begin Supplied information

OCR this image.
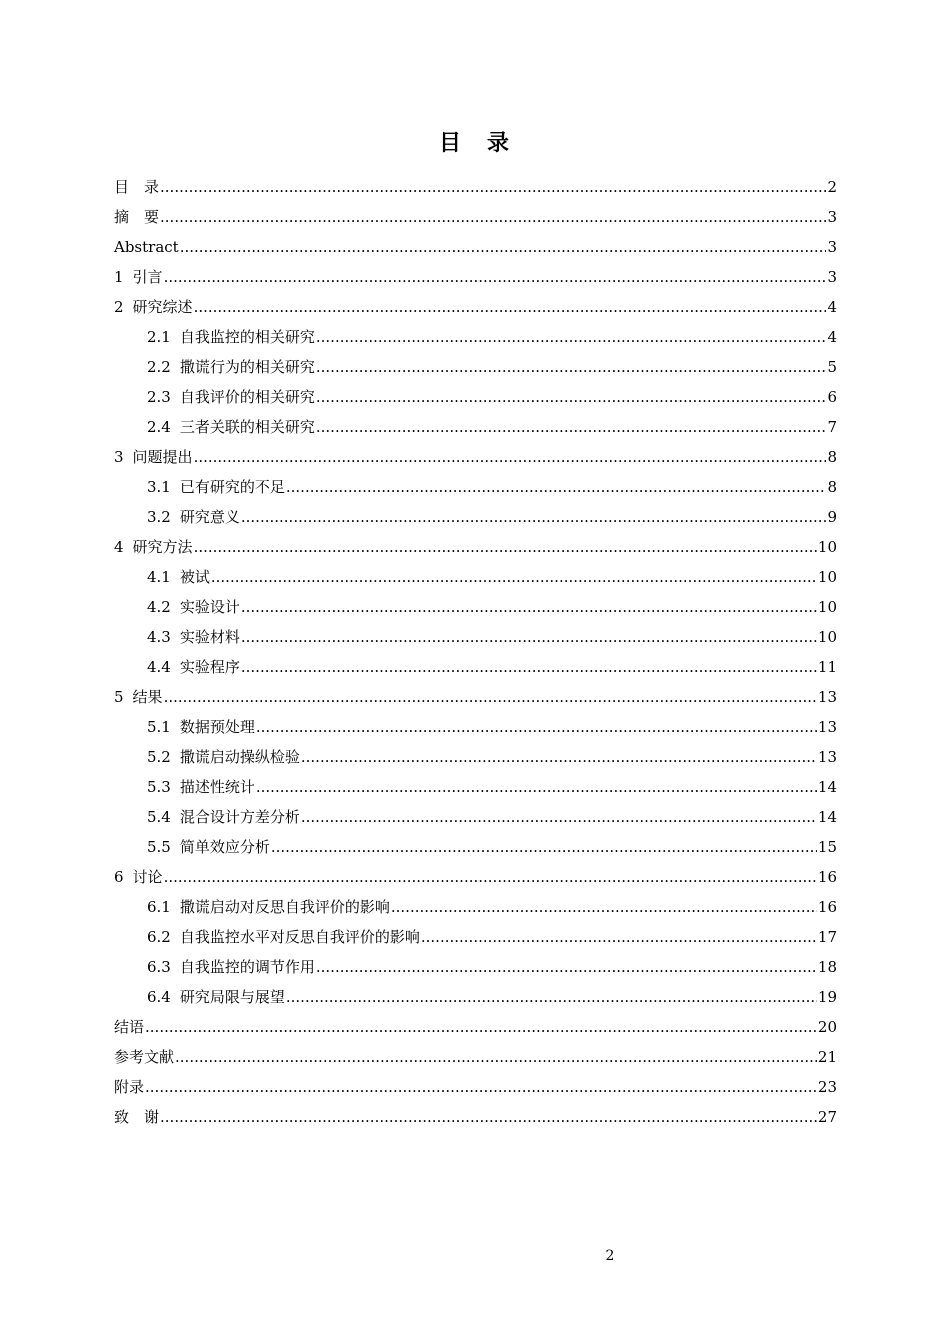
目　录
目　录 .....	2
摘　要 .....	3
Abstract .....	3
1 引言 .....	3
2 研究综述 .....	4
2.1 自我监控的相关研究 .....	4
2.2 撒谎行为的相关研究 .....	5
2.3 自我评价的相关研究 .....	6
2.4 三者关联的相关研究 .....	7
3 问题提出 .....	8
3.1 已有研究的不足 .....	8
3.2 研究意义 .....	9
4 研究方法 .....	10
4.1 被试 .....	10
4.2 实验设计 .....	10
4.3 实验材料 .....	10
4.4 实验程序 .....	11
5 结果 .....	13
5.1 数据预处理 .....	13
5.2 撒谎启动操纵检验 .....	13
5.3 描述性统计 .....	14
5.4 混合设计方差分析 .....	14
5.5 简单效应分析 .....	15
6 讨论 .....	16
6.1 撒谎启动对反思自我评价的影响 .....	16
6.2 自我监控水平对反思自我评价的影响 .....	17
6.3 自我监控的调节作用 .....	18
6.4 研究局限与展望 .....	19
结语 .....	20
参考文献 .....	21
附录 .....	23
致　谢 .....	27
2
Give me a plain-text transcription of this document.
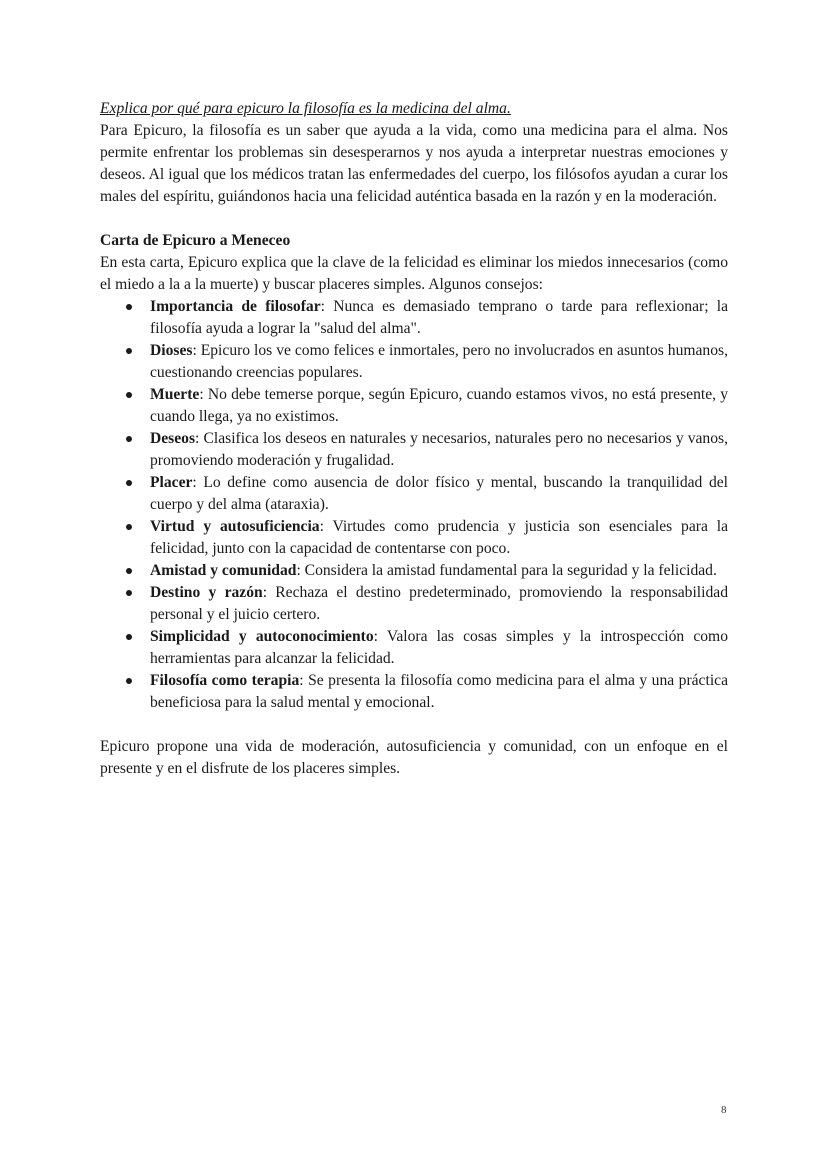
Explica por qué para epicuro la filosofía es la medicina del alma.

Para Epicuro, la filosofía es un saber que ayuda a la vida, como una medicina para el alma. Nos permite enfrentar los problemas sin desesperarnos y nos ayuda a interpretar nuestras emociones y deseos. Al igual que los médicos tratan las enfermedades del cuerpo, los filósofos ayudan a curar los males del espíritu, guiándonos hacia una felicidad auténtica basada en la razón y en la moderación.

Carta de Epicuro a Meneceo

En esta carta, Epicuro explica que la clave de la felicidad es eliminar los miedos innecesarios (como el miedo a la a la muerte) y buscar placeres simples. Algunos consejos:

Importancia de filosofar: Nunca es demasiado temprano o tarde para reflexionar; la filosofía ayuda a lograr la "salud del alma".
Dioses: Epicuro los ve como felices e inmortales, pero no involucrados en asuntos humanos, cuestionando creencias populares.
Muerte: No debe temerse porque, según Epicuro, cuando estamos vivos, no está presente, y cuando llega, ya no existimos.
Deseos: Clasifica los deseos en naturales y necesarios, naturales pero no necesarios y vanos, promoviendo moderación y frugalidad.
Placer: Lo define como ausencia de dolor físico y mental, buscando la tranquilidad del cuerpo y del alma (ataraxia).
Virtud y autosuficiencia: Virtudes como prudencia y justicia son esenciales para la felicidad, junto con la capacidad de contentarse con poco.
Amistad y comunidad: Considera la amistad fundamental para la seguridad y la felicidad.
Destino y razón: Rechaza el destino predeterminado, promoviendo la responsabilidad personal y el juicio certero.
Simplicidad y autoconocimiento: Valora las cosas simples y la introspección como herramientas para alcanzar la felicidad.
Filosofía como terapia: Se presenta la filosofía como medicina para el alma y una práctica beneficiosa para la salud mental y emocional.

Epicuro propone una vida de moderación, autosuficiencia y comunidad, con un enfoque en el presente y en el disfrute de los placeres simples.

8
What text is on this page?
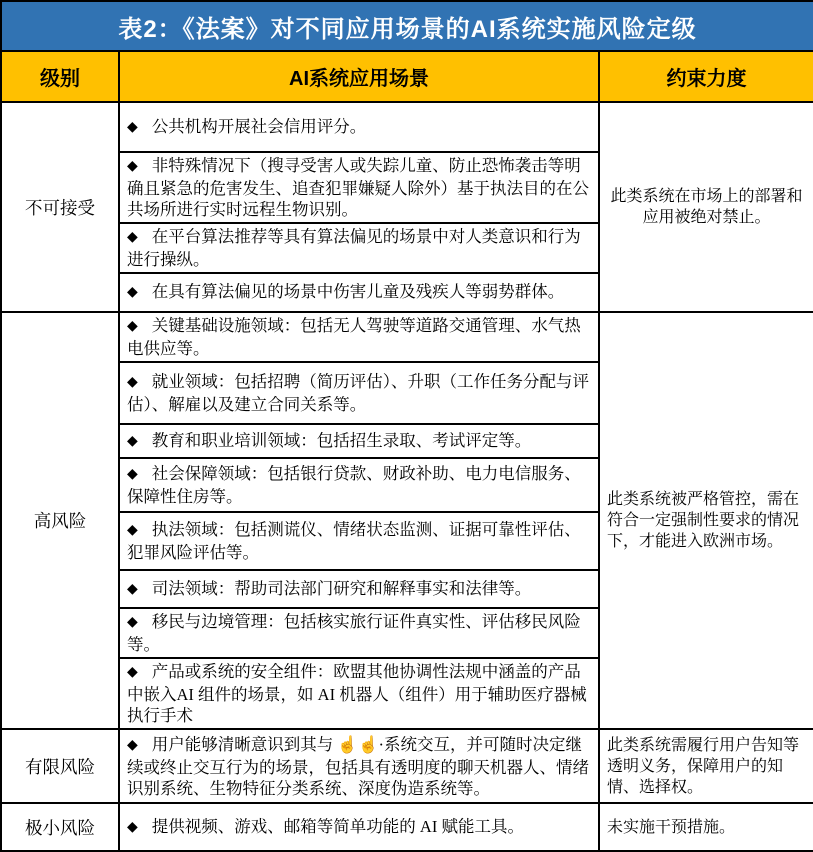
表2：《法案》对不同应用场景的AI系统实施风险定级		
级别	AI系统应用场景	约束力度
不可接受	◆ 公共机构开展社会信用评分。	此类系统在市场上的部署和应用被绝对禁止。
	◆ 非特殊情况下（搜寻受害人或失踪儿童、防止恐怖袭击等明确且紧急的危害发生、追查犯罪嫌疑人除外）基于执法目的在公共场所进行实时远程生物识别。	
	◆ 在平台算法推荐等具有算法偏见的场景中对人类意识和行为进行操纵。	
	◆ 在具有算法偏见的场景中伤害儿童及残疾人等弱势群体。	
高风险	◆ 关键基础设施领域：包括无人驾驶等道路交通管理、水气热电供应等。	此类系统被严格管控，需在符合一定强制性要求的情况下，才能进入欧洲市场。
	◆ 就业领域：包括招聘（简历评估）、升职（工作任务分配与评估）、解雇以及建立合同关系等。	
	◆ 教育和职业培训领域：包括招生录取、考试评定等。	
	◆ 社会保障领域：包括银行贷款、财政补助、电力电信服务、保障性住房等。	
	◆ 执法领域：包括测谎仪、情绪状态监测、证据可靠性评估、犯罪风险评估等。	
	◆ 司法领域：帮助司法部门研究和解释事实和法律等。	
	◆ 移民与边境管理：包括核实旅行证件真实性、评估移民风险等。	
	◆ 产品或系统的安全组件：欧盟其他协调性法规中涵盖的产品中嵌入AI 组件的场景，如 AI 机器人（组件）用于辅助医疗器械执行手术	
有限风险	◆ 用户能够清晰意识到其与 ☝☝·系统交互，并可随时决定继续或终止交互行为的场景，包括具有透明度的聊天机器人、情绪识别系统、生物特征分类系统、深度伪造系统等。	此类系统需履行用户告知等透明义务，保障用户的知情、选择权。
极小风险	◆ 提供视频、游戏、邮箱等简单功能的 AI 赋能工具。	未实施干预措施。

end Supplied information
begin Supplied information

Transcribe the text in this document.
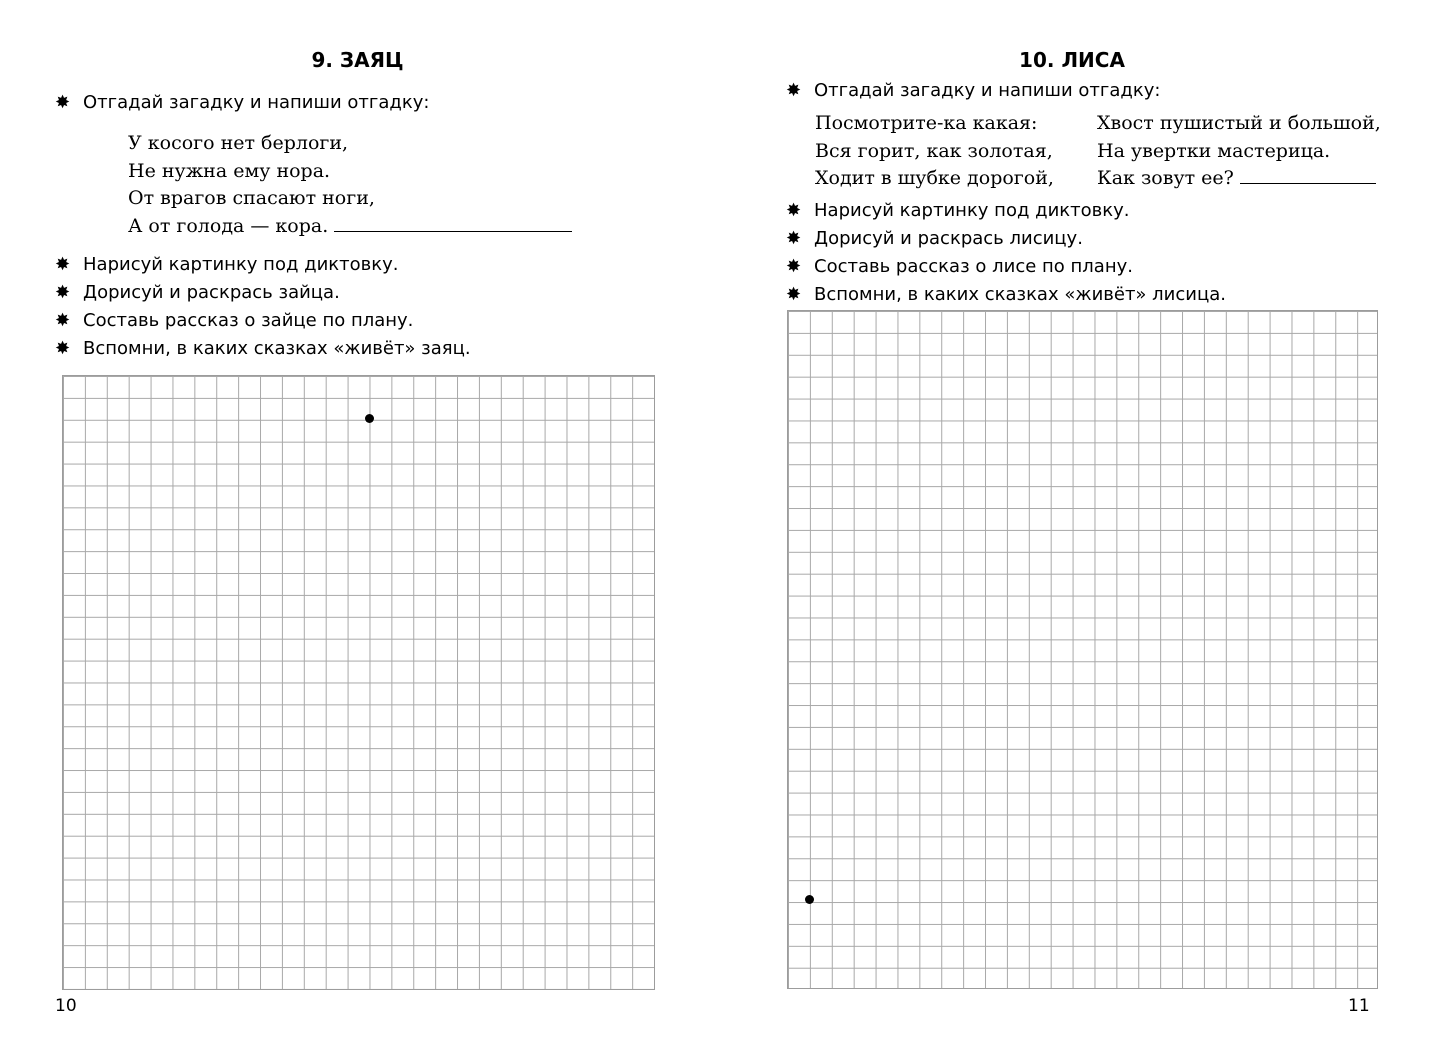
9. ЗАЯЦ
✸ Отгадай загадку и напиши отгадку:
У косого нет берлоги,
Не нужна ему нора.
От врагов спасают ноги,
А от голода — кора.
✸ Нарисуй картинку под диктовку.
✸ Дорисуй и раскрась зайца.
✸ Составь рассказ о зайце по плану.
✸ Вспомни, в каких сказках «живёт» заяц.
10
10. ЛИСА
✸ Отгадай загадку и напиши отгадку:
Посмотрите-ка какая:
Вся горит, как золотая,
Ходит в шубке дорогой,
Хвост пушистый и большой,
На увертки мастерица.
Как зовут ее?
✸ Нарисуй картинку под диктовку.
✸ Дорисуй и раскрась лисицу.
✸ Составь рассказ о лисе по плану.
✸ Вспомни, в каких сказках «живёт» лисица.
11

end Supplied information

• _Task description_:
In the listing above, find the lines holding the word "Вспомни" and copy them.

• _Response to this task_:
✸ Вспомни, в каких сказках «живёт» заяц.
✸ Вспомни, в каких сказках «живёт» лисица.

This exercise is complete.